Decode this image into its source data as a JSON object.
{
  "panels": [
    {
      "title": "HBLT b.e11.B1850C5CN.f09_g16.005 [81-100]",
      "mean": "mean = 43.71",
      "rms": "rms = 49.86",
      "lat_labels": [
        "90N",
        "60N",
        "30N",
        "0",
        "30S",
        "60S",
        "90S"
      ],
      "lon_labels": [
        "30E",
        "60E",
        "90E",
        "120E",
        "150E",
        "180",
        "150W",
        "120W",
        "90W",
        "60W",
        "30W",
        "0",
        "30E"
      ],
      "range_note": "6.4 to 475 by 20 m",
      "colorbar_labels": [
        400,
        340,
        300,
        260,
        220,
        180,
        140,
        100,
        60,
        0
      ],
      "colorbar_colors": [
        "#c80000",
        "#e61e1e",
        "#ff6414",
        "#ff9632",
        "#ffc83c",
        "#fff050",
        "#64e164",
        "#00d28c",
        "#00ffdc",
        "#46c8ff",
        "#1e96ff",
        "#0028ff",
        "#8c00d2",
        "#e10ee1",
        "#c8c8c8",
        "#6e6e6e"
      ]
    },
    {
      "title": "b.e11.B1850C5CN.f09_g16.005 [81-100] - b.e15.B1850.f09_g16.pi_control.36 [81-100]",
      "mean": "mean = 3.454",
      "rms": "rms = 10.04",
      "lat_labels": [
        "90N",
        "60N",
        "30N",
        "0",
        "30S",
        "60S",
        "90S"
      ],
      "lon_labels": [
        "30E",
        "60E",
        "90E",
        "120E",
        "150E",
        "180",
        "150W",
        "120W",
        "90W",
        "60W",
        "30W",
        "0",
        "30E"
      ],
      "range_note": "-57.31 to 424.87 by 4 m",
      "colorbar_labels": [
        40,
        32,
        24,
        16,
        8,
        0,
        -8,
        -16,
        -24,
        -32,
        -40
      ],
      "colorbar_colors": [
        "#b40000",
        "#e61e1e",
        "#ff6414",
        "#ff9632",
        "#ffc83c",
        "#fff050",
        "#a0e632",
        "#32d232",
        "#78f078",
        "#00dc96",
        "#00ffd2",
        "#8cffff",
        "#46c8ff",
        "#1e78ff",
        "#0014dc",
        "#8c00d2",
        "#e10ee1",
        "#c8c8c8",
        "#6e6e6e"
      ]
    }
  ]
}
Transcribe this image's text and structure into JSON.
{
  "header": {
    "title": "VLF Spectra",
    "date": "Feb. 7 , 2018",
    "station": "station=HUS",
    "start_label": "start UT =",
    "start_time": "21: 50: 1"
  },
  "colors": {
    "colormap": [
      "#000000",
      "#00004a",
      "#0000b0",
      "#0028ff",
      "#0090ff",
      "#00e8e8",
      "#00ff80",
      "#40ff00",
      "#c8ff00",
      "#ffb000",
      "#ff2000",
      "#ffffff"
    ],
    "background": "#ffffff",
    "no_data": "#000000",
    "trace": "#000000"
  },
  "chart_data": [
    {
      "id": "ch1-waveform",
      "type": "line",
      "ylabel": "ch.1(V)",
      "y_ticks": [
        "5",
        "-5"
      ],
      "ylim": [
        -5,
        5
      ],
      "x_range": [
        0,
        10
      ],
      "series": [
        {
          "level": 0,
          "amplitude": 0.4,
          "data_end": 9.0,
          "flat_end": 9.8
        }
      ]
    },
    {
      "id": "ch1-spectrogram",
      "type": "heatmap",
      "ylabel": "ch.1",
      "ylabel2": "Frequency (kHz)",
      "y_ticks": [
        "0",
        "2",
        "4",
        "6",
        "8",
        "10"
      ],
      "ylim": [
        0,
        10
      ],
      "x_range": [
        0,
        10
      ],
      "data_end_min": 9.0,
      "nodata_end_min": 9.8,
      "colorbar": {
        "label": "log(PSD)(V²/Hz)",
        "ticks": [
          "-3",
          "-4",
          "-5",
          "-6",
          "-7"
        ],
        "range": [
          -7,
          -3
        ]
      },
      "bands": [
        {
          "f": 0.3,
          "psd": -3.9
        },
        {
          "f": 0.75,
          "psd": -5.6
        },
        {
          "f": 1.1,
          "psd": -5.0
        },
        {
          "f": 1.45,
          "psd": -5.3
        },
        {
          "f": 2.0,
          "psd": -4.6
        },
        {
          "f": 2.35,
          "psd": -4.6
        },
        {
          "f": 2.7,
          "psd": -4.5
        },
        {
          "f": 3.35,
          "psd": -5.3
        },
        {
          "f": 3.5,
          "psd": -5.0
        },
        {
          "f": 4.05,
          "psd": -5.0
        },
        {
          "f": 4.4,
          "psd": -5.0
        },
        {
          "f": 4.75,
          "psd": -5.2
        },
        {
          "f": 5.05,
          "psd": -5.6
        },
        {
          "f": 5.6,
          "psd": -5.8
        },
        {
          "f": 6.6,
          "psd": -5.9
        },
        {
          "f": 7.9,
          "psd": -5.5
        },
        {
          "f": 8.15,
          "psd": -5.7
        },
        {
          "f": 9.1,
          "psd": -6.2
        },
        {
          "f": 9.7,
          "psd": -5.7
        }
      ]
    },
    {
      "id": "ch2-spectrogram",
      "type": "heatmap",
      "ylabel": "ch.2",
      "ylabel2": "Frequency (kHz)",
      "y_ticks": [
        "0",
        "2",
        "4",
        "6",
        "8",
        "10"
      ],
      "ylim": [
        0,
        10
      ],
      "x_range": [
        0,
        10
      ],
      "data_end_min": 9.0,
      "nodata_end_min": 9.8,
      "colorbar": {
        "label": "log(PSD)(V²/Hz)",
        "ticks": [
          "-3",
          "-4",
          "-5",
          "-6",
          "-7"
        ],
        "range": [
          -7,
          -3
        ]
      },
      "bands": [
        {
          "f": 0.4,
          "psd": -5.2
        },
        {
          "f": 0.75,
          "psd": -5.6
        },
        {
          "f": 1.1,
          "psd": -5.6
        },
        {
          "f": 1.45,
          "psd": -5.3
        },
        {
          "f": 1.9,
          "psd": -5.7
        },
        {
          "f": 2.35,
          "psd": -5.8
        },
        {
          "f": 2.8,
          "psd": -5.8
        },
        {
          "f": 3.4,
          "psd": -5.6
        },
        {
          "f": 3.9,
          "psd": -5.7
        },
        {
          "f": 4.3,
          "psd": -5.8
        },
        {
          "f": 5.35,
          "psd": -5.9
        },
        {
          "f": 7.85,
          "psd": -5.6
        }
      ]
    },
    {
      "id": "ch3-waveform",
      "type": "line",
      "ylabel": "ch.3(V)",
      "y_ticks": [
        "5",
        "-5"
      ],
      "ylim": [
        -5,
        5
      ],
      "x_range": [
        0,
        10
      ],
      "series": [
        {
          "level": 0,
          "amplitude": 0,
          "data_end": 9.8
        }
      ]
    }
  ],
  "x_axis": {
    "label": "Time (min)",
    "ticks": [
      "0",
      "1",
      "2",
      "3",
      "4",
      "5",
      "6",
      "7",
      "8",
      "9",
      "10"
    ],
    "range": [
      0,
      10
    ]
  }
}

────

Directions for this task:
Copy out the material above in its entirety. Every detail must match.

Answer to the problem:
Decode this image into its source data as a JSON object.
{
  "panels": [
    {
      "title": "HBLT b.e11.B1850C5CN.f09_g16.005 [81-100]",
      "mean": "mean = 43.71",
      "rms": "rms = 49.86",
      "lat_labels": [
        "90N",
        "60N",
        "30N",
        "0",
        "30S",
        "60S",
        "90S"
      ],
      "lon_labels": [
        "30E",
        "60E",
        "90E",
        "120E",
        "150E",
        "180",
        "150W",
        "120W",
        "90W",
        "60W",
        "30W",
        "0",
        "30E"
      ],
      "range_note": "6.4 to 475 by 20 m",
      "colorbar_labels": [
        400,
        340,
        300,
        260,
        220,
        180,
        140,
        100,
        60,
        0
      ],
      "colorbar_colors": [
        "#c80000",
        "#e61e1e",
        "#ff6414",
        "#ff9632",
        "#ffc83c",
        "#fff050",
        "#64e164",
        "#00d28c",
        "#00ffdc",
        "#46c8ff",
        "#1e96ff",
        "#0028ff",
        "#8c00d2",
        "#e10ee1",
        "#c8c8c8",
        "#6e6e6e"
      ]
    },
    {
      "title": "b.e11.B1850C5CN.f09_g16.005 [81-100] - b.e15.B1850.f09_g16.pi_control.36 [81-100]",
      "mean": "mean = 3.454",
      "rms": "rms = 10.04",
      "lat_labels": [
        "90N",
        "60N",
        "30N",
        "0",
        "30S",
        "60S",
        "90S"
      ],
      "lon_labels": [
        "30E",
        "60E",
        "90E",
        "120E",
        "150E",
        "180",
        "150W",
        "120W",
        "90W",
        "60W",
        "30W",
        "0",
        "30E"
      ],
      "range_note": "-57.31 to 424.87 by 4 m",
      "colorbar_labels": [
        40,
        32,
        24,
        16,
        8,
        0,
        -8,
        -16,
        -24,
        -32,
        -40
      ],
      "colorbar_colors": [
        "#b40000",
        "#e61e1e",
        "#ff6414",
        "#ff9632",
        "#ffc83c",
        "#fff050",
        "#a0e632",
        "#32d232",
        "#78f078",
        "#00dc96",
        "#00ffd2",
        "#8cffff",
        "#46c8ff",
        "#1e78ff",
        "#0014dc",
        "#8c00d2",
        "#e10ee1",
        "#c8c8c8",
        "#6e6e6e"
      ]
    }
  ]
}
Transcribe this image's text and structure into JSON.
{
  "header": {
    "title": "VLF Spectra",
    "date": "Feb. 7 , 2018",
    "station": "station=HUS",
    "start_label": "start UT =",
    "start_time": "21: 50: 1"
  },
  "colors": {
    "colormap": [
      "#000000",
      "#00004a",
      "#0000b0",
      "#0028ff",
      "#0090ff",
      "#00e8e8",
      "#00ff80",
      "#40ff00",
      "#c8ff00",
      "#ffb000",
      "#ff2000",
      "#ffffff"
    ],
    "background": "#ffffff",
    "no_data": "#000000",
    "trace": "#000000"
  },
  "chart_data": [
    {
      "id": "ch1-waveform",
      "type": "line",
      "ylabel": "ch.1(V)",
      "y_ticks": [
        "5",
        "-5"
      ],
      "ylim": [
        -5,
        5
      ],
      "x_range": [
        0,
        10
      ],
      "series": [
        {
          "level": 0,
          "amplitude": 0.4,
          "data_end": 9.0,
          "flat_end": 9.8
        }
      ]
    },
    {
      "id": "ch1-spectrogram",
      "type": "heatmap",
      "ylabel": "ch.1",
      "ylabel2": "Frequency (kHz)",
      "y_ticks": [
        "0",
        "2",
        "4",
        "6",
        "8",
        "10"
      ],
      "ylim": [
        0,
        10
      ],
      "x_range": [
        0,
        10
      ],
      "data_end_min": 9.0,
      "nodata_end_min": 9.8,
      "colorbar": {
        "label": "log(PSD)(V²/Hz)",
        "ticks": [
          "-3",
          "-4",
          "-5",
          "-6",
          "-7"
        ],
        "range": [
          -7,
          -3
        ]
      },
      "bands": [
        {
          "f": 0.3,
          "psd": -3.9
        },
        {
          "f": 0.75,
          "psd": -5.6
        },
        {
          "f": 1.1,
          "psd": -5.0
        },
        {
          "f": 1.45,
          "psd": -5.3
        },
        {
          "f": 2.0,
          "psd": -4.6
        },
        {
          "f": 2.35,
          "psd": -4.6
        },
        {
          "f": 2.7,
          "psd": -4.5
        },
        {
          "f": 3.35,
          "psd": -5.3
        },
        {
          "f": 3.5,
          "psd": -5.0
        },
        {
          "f": 4.05,
          "psd": -5.0
        },
        {
          "f": 4.4,
          "psd": -5.0
        },
        {
          "f": 4.75,
          "psd": -5.2
        },
        {
          "f": 5.05,
          "psd": -5.6
        },
        {
          "f": 5.6,
          "psd": -5.8
        },
        {
          "f": 6.6,
          "psd": -5.9
        },
        {
          "f": 7.9,
          "psd": -5.5
        },
        {
          "f": 8.15,
          "psd": -5.7
        },
        {
          "f": 9.1,
          "psd": -6.2
        },
        {
          "f": 9.7,
          "psd": -5.7
        }
      ]
    },
    {
      "id": "ch2-spectrogram",
      "type": "heatmap",
      "ylabel": "ch.2",
      "ylabel2": "Frequency (kHz)",
      "y_ticks": [
        "0",
        "2",
        "4",
        "6",
        "8",
        "10"
      ],
      "ylim": [
        0,
        10
      ],
      "x_range": [
        0,
        10
      ],
      "data_end_min": 9.0,
      "nodata_end_min": 9.8,
      "colorbar": {
        "label": "log(PSD)(V²/Hz)",
        "ticks": [
          "-3",
          "-4",
          "-5",
          "-6",
          "-7"
        ],
        "range": [
          -7,
          -3
        ]
      },
      "bands": [
        {
          "f": 0.4,
          "psd": -5.2
        },
        {
          "f": 0.75,
          "psd": -5.6
        },
        {
          "f": 1.1,
          "psd": -5.6
        },
        {
          "f": 1.45,
          "psd": -5.3
        },
        {
          "f": 1.9,
          "psd": -5.7
        },
        {
          "f": 2.35,
          "psd": -5.8
        },
        {
          "f": 2.8,
          "psd": -5.8
        },
        {
          "f": 3.4,
          "psd": -5.6
        },
        {
          "f": 3.9,
          "psd": -5.7
        },
        {
          "f": 4.3,
          "psd": -5.8
        },
        {
          "f": 5.35,
          "psd": -5.9
        },
        {
          "f": 7.85,
          "psd": -5.6
        }
      ]
    },
    {
      "id": "ch3-waveform",
      "type": "line",
      "ylabel": "ch.3(V)",
      "y_ticks": [
        "5",
        "-5"
      ],
      "ylim": [
        -5,
        5
      ],
      "x_range": [
        0,
        10
      ],
      "series": [
        {
          "level": 0,
          "amplitude": 0,
          "data_end": 9.8
        }
      ]
    }
  ],
  "x_axis": {
    "label": "Time (min)",
    "ticks": [
      "0",
      "1",
      "2",
      "3",
      "4",
      "5",
      "6",
      "7",
      "8",
      "9",
      "10"
    ],
    "range": [
      0,
      10
    ]
  }
}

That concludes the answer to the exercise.